● **What is needed**
Copy out the entries exactly, from the first line to the last.

-- Start Given entries --

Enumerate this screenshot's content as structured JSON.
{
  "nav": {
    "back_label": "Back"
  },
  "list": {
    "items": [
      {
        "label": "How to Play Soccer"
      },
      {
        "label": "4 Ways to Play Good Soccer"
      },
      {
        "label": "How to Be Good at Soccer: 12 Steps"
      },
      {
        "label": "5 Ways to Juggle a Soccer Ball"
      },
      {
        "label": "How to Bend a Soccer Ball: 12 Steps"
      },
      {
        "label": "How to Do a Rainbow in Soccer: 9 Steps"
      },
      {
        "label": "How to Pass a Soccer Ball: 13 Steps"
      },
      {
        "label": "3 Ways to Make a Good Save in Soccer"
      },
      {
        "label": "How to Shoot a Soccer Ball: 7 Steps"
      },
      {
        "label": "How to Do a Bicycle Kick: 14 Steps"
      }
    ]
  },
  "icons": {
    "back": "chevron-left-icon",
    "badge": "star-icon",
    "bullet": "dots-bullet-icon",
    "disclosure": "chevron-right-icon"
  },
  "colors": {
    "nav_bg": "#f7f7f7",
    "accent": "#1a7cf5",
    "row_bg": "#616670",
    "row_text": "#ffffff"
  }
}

-- End Given entries --

● **Expected output**
Enumerate this screenshot's content as structured JSON.
{
  "nav": {
    "back_label": "Back"
  },
  "list": {
    "items": [
      {
        "label": "How to Play Soccer"
      },
      {
        "label": "4 Ways to Play Good Soccer"
      },
      {
        "label": "How to Be Good at Soccer: 12 Steps"
      },
      {
        "label": "5 Ways to Juggle a Soccer Ball"
      },
      {
        "label": "How to Bend a Soccer Ball: 12 Steps"
      },
      {
        "label": "How to Do a Rainbow in Soccer: 9 Steps"
      },
      {
        "label": "How to Pass a Soccer Ball: 13 Steps"
      },
      {
        "label": "3 Ways to Make a Good Save in Soccer"
      },
      {
        "label": "How to Shoot a Soccer Ball: 7 Steps"
      },
      {
        "label": "How to Do a Bicycle Kick: 14 Steps"
      }
    ]
  },
  "icons": {
    "back": "chevron-left-icon",
    "badge": "star-icon",
    "bullet": "dots-bullet-icon",
    "disclosure": "chevron-right-icon"
  },
  "colors": {
    "nav_bg": "#f7f7f7",
    "accent": "#1a7cf5",
    "row_bg": "#616670",
    "row_text": "#ffffff"
  }
}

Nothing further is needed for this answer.